### EXERCISE DESCRIPTION
Copy out all lines carrying the word "季節調整値".

### INPUT ROWS
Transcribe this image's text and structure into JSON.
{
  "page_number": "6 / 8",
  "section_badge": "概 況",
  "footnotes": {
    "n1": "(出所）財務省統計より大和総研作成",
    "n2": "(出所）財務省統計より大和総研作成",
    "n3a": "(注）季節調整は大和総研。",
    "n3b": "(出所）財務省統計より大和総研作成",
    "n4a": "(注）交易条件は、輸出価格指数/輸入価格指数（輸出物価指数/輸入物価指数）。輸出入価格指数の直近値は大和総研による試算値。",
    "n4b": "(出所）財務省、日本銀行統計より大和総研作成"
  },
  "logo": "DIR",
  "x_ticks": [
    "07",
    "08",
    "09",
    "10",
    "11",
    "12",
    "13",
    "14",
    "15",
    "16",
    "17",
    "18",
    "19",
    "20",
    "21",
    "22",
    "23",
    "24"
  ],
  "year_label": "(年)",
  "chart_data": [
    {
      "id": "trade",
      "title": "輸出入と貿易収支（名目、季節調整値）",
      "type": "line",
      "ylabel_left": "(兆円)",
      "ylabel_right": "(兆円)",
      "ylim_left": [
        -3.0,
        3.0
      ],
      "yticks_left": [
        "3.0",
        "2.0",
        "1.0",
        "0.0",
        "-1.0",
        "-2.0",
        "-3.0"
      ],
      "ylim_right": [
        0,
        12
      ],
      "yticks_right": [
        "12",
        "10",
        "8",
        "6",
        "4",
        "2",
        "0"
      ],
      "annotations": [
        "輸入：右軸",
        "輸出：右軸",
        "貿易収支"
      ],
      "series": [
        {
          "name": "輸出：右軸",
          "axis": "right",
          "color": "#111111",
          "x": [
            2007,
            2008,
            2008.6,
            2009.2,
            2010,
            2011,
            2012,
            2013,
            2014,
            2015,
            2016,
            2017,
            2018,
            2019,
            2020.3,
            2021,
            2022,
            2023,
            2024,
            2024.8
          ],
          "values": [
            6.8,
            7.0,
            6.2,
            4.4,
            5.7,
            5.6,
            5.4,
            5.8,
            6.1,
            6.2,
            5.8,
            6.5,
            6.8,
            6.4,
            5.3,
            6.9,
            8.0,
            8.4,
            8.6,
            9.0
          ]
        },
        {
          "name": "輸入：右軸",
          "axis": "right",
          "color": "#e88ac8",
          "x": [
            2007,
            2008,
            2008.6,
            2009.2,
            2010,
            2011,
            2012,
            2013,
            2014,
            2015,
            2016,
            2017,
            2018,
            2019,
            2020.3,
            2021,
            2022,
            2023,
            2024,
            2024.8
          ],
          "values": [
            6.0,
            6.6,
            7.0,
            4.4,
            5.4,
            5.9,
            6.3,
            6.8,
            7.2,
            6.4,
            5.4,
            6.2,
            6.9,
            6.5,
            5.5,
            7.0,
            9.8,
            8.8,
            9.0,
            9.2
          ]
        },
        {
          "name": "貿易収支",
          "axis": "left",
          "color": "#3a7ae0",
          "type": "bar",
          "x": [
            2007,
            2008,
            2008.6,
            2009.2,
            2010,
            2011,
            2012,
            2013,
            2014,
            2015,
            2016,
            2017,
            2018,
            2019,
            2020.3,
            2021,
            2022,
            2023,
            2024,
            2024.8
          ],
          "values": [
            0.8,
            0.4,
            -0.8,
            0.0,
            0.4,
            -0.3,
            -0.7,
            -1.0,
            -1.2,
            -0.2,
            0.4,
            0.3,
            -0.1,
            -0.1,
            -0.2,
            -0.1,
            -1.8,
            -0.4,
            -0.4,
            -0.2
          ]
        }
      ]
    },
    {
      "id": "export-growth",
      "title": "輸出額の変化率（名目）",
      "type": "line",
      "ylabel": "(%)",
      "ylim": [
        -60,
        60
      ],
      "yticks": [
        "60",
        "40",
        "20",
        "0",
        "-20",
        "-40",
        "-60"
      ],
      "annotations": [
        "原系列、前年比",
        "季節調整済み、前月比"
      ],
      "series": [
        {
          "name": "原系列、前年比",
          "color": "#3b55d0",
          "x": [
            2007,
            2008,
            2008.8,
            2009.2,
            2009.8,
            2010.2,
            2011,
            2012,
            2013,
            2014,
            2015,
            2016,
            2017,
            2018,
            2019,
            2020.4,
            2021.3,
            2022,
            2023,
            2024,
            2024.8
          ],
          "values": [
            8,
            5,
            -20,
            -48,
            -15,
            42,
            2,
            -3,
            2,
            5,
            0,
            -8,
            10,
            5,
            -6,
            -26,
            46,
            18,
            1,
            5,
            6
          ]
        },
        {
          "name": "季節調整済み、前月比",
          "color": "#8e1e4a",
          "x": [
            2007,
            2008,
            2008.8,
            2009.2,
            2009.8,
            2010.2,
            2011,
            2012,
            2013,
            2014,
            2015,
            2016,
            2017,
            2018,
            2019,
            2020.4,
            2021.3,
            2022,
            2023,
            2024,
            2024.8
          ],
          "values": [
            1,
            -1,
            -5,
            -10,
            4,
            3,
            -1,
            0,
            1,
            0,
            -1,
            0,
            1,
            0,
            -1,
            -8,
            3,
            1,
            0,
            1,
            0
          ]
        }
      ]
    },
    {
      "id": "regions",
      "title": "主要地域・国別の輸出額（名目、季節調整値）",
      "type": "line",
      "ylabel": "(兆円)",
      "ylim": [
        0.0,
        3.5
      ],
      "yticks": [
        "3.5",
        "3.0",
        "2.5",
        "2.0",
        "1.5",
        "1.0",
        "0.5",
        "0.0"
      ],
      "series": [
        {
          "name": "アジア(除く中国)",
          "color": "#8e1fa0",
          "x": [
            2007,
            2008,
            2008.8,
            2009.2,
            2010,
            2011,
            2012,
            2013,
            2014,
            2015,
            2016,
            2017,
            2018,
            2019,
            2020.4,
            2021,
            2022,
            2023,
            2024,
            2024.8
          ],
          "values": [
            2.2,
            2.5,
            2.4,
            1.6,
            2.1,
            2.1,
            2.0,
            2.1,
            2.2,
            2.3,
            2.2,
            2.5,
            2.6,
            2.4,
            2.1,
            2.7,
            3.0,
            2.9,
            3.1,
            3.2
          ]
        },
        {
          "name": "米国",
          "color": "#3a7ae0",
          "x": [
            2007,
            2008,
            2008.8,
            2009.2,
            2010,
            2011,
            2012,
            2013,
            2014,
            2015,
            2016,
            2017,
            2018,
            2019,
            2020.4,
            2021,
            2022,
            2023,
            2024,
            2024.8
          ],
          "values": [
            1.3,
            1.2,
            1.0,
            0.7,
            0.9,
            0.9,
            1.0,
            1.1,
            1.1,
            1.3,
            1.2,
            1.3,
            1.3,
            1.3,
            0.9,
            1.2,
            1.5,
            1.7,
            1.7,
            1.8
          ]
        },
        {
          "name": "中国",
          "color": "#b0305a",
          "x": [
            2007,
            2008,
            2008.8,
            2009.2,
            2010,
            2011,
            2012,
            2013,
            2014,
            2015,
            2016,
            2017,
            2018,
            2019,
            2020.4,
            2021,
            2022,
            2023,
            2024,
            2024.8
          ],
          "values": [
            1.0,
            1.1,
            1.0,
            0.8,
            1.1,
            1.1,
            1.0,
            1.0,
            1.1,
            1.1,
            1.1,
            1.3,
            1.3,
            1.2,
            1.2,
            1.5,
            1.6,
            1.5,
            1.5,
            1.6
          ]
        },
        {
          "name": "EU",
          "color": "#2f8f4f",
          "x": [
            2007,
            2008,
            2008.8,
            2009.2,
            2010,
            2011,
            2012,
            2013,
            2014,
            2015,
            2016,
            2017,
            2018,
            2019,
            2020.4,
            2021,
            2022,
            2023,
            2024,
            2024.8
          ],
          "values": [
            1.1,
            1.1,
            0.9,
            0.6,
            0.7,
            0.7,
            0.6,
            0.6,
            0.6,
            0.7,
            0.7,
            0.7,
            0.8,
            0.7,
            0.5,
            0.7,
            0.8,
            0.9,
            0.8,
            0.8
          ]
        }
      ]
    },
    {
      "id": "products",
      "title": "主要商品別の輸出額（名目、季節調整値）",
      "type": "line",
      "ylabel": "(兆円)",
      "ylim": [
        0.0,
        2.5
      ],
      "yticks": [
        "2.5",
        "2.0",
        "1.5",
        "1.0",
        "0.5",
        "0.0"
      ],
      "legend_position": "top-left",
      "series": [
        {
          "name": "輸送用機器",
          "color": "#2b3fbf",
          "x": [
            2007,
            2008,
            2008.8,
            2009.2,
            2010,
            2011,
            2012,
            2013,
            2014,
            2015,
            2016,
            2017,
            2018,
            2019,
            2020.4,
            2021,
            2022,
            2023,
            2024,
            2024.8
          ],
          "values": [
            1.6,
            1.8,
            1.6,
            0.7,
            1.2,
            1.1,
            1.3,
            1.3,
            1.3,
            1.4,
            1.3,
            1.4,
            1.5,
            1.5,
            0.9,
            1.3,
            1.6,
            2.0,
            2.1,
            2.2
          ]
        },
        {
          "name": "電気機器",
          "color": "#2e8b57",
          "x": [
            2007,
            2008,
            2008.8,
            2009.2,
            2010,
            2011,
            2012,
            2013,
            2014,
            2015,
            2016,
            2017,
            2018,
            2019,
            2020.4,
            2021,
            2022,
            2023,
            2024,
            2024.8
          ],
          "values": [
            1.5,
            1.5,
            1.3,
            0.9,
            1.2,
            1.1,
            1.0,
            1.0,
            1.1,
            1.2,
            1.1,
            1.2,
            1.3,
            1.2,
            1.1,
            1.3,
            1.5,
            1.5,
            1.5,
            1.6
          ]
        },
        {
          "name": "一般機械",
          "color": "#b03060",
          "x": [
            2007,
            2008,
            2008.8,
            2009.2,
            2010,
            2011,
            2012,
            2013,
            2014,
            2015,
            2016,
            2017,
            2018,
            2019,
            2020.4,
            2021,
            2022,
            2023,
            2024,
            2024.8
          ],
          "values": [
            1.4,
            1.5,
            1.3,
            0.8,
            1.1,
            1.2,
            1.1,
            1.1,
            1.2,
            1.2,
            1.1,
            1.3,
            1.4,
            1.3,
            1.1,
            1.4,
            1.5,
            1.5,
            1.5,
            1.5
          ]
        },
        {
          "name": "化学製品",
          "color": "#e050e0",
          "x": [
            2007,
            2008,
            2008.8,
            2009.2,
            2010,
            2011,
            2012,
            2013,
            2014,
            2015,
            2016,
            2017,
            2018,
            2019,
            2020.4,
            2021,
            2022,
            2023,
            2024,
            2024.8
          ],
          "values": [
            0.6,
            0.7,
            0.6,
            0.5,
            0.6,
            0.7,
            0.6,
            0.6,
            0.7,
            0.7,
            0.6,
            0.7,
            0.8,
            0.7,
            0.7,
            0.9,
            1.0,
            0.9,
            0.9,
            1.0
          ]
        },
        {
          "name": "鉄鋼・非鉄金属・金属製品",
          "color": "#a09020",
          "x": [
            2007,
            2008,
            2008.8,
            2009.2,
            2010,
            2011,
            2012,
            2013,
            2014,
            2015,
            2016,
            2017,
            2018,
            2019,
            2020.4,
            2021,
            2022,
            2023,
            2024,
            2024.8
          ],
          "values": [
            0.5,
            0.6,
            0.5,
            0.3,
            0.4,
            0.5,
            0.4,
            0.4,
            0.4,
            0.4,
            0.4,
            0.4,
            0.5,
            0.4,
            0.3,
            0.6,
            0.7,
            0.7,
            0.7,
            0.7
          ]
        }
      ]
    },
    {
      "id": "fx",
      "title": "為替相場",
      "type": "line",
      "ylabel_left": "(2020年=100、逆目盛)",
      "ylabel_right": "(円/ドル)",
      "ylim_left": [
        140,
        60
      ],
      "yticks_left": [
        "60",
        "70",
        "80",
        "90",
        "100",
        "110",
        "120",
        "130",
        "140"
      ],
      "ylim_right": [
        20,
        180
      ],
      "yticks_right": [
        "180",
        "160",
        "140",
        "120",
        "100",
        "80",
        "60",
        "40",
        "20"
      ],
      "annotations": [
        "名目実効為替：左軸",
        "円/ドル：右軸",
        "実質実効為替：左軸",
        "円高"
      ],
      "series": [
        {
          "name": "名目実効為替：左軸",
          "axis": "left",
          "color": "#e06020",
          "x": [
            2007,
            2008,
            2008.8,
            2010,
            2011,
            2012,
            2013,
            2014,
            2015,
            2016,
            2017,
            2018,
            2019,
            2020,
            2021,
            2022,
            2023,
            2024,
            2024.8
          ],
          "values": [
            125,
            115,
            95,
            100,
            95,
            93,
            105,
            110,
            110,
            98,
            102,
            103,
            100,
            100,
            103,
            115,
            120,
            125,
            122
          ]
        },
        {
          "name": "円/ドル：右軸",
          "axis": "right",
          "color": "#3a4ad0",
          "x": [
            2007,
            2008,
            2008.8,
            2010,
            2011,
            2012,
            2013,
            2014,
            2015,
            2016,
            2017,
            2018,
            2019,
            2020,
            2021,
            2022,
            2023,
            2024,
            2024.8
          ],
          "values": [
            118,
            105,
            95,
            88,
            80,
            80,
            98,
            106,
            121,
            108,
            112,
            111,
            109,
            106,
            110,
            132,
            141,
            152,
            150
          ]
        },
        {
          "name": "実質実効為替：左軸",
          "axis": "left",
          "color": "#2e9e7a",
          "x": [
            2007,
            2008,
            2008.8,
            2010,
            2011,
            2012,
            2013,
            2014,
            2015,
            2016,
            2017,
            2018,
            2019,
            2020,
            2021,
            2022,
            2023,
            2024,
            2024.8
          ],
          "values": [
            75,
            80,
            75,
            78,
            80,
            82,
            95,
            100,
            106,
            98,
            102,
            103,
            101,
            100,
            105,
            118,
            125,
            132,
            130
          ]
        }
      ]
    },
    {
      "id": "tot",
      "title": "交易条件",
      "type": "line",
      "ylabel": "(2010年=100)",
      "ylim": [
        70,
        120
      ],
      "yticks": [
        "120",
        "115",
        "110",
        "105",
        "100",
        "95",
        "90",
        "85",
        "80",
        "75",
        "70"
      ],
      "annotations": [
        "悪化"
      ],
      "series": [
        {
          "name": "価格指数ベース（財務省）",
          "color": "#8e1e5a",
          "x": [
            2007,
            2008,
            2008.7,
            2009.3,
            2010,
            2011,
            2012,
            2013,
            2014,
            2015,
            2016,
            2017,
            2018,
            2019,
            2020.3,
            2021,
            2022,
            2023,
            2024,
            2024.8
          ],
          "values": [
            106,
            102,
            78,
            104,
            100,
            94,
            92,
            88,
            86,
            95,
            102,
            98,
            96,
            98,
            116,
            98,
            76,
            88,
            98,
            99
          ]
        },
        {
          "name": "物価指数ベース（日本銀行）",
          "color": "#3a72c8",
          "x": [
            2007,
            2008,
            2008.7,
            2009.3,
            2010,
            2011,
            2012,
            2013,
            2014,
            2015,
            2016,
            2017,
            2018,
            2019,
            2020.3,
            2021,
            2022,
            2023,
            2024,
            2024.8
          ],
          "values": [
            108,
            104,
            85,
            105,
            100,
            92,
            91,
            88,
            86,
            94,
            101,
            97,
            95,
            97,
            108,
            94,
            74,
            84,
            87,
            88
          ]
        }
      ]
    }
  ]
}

### WRITTEN ANSWER
      "title": "輸出入と貿易収支（名目、季節調整値）",
      "title": "主要地域・国別の輸出額（名目、季節調整値）",
      "title": "主要商品別の輸出額（名目、季節調整値）",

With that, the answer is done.